■ Stored records:
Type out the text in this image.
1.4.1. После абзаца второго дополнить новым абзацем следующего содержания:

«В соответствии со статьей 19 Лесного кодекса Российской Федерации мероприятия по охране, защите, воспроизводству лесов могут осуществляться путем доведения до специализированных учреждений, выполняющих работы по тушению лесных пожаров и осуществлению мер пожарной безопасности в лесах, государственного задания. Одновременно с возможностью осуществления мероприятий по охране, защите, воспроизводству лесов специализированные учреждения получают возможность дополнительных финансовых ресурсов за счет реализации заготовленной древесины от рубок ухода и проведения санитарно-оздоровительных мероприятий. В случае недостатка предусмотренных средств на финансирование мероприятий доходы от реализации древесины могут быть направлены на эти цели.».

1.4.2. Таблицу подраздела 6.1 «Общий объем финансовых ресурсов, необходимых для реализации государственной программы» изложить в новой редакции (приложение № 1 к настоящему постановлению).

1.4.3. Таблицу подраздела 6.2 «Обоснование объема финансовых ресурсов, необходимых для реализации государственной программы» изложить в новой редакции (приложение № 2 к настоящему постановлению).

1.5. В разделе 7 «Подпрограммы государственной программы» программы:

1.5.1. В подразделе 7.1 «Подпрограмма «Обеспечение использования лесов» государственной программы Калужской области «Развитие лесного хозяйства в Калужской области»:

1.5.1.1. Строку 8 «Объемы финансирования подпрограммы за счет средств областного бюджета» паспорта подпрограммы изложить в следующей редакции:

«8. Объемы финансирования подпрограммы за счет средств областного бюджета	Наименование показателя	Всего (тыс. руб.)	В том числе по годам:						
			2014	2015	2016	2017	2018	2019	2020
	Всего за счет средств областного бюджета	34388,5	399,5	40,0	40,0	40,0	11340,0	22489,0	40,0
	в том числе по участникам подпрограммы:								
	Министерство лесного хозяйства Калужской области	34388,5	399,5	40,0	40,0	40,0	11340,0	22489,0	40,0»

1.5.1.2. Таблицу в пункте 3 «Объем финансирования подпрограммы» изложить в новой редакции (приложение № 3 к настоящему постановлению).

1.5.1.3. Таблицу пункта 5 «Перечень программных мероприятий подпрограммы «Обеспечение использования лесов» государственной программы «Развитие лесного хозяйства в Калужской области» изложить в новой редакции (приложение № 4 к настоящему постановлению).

■ Directions for this task: Every line of the data above should be copied exactly.

■ Problem solution:
Type out the text in this image.
1.4.1. После абзаца второго дополнить новым абзацем следующего содержания:

«В соответствии со статьей 19 Лесного кодекса Российской Федерации мероприятия по охране, защите, воспроизводству лесов могут осуществляться путем доведения до специализированных учреждений, выполняющих работы по тушению лесных пожаров и осуществлению мер пожарной безопасности в лесах, государственного задания. Одновременно с возможностью осуществления мероприятий по охране, защите, воспроизводству лесов специализированные учреждения получают возможность дополнительных финансовых ресурсов за счет реализации заготовленной древесины от рубок ухода и проведения санитарно-оздоровительных мероприятий. В случае недостатка предусмотренных средств на финансирование мероприятий доходы от реализации древесины могут быть направлены на эти цели.».

1.4.2. Таблицу подраздела 6.1 «Общий объем финансовых ресурсов, необходимых для реализации государственной программы» изложить в новой редакции (приложение № 1 к настоящему постановлению).

1.4.3. Таблицу подраздела 6.2 «Обоснование объема финансовых ресурсов, необходимых для реализации государственной программы» изложить в новой редакции (приложение № 2 к настоящему постановлению).

1.5. В разделе 7 «Подпрограммы государственной программы» программы:

1.5.1. В подразделе 7.1 «Подпрограмма «Обеспечение использования лесов» государственной программы Калужской области «Развитие лесного хозяйства в Калужской области»:

1.5.1.1. Строку 8 «Объемы финансирования подпрограммы за счет средств областного бюджета» паспорта подпрограммы изложить в следующей редакции:

«8. Объемы финансирования подпрограммы за счет средств областного бюджета	Наименование показателя	Всего (тыс. руб.)	В том числе по годам:						
			2014	2015	2016	2017	2018	2019	2020
	Всего за счет средств областного бюджета	34388,5	399,5	40,0	40,0	40,0	11340,0	22489,0	40,0
	в том числе по участникам подпрограммы:								
	Министерство лесного хозяйства Калужской области	34388,5	399,5	40,0	40,0	40,0	11340,0	22489,0	40,0»

1.5.1.2. Таблицу в пункте 3 «Объем финансирования подпрограммы» изложить в новой редакции (приложение № 3 к настоящему постановлению).

1.5.1.3. Таблицу пункта 5 «Перечень программных мероприятий подпрограммы «Обеспечение использования лесов» государственной программы «Развитие лесного хозяйства в Калужской области» изложить в новой редакции (приложение № 4 к настоящему постановлению).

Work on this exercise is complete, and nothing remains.